Task prompt
Each record below should be output verbatim, without pictures.

========================================

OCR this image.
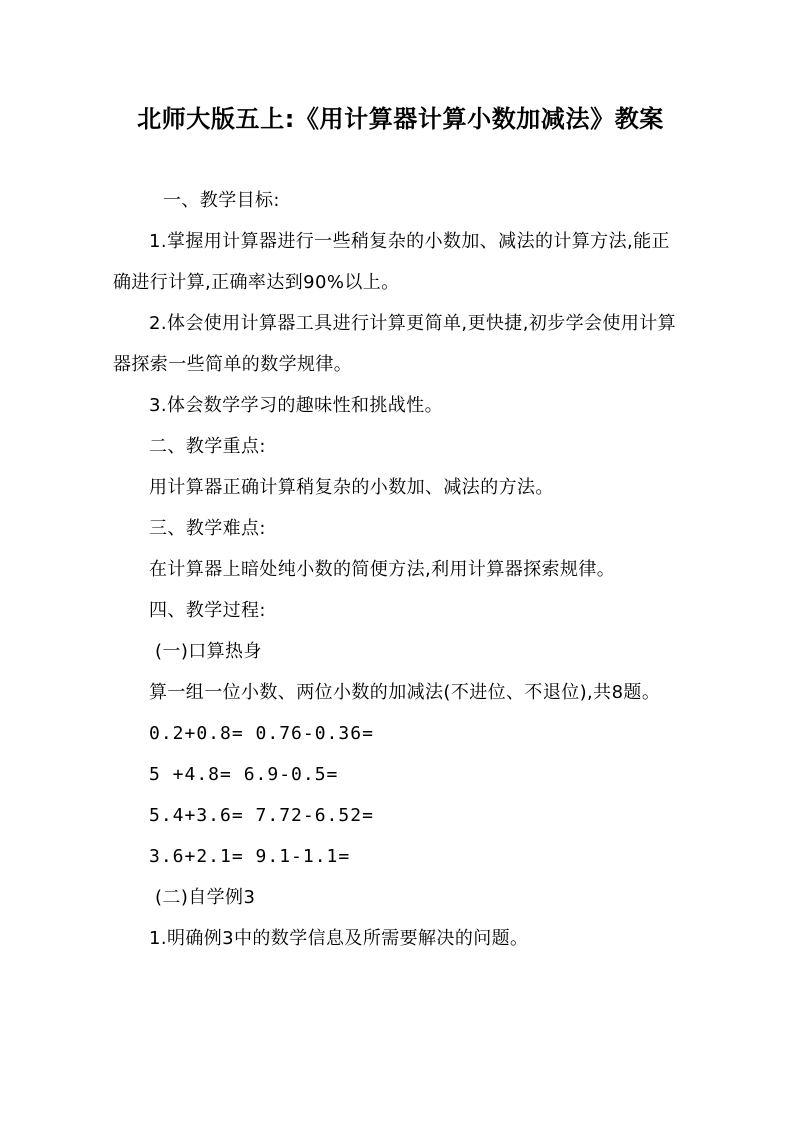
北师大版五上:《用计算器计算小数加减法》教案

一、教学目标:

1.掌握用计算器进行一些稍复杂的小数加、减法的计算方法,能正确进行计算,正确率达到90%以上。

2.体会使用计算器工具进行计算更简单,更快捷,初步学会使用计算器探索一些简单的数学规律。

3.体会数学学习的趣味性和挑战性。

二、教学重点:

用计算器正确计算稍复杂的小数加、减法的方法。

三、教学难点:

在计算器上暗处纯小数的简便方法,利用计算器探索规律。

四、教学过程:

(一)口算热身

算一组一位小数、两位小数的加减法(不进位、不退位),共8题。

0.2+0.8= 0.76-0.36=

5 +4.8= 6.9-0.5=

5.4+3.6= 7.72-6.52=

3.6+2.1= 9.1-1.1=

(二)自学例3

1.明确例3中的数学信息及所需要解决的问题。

========================================

Response
OCR this image.
北师大版五上:《用计算器计算小数加减法》教案

一、教学目标:

1.掌握用计算器进行一些稍复杂的小数加、减法的计算方法,能正确进行计算,正确率达到90%以上。

2.体会使用计算器工具进行计算更简单,更快捷,初步学会使用计算器探索一些简单的数学规律。

3.体会数学学习的趣味性和挑战性。

二、教学重点:

用计算器正确计算稍复杂的小数加、减法的方法。

三、教学难点:

在计算器上暗处纯小数的简便方法,利用计算器探索规律。

四、教学过程:

(一)口算热身

算一组一位小数、两位小数的加减法(不进位、不退位),共8题。

0.2+0.8= 0.76-0.36=

5 +4.8= 6.9-0.5=

5.4+3.6= 7.72-6.52=

3.6+2.1= 9.1-1.1=

(二)自学例3

1.明确例3中的数学信息及所需要解决的问题。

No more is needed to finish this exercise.